Source records:
>> start
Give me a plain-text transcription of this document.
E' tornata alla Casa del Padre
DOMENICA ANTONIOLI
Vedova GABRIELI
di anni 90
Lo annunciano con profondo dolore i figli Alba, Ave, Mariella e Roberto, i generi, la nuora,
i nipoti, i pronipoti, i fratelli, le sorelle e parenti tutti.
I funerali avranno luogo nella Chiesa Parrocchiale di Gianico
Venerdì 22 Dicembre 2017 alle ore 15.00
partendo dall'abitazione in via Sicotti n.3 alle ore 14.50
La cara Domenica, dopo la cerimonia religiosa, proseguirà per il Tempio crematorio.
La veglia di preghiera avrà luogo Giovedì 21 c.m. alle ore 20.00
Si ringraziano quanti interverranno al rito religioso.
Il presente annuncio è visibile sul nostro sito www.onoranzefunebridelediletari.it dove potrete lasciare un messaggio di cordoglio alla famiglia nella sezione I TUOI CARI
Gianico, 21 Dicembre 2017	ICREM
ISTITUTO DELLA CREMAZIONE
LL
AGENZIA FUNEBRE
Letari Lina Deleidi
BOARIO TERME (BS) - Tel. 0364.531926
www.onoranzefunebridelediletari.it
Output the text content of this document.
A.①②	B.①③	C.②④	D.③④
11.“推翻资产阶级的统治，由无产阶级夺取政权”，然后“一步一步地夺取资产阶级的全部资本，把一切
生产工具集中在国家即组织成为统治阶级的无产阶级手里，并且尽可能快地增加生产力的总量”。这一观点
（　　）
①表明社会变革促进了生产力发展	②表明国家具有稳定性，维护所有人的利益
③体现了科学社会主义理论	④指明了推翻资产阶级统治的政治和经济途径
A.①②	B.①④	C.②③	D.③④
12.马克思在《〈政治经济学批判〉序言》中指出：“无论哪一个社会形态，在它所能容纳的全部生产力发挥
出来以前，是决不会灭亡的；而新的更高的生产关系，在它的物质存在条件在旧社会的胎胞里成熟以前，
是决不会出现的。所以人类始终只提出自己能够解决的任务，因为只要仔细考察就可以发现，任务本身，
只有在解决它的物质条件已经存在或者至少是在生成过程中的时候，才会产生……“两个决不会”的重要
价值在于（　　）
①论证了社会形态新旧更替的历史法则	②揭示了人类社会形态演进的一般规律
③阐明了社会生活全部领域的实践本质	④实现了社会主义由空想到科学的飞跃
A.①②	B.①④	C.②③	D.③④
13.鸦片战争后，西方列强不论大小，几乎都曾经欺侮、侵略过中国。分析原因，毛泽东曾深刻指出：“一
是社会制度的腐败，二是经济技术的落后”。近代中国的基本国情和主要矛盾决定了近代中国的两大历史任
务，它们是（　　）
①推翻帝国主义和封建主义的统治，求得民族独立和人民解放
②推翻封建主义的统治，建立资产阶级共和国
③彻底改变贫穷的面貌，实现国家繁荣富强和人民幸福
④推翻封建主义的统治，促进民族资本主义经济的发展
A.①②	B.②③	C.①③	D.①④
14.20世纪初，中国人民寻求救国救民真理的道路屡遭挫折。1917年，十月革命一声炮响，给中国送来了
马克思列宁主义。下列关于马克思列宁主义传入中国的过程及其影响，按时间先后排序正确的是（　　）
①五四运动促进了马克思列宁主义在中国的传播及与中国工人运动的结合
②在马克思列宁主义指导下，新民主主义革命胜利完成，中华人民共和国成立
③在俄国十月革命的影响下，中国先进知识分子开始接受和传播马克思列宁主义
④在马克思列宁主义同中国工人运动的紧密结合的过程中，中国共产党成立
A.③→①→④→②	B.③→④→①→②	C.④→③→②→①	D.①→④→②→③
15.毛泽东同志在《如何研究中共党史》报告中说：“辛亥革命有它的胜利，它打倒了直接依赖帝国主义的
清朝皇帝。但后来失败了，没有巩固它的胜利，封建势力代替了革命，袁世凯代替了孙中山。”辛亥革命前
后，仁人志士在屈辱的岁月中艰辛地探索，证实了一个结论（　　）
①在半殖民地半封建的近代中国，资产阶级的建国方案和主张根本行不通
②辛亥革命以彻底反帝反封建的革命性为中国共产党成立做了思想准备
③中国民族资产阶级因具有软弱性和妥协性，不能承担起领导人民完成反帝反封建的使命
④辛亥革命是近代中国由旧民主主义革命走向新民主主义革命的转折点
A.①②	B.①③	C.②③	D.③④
>> end
__Problem description__
Count every line above that holds the string "onoranzefunebridelediletari" and give the total, nothing more.

__Expected answer__
2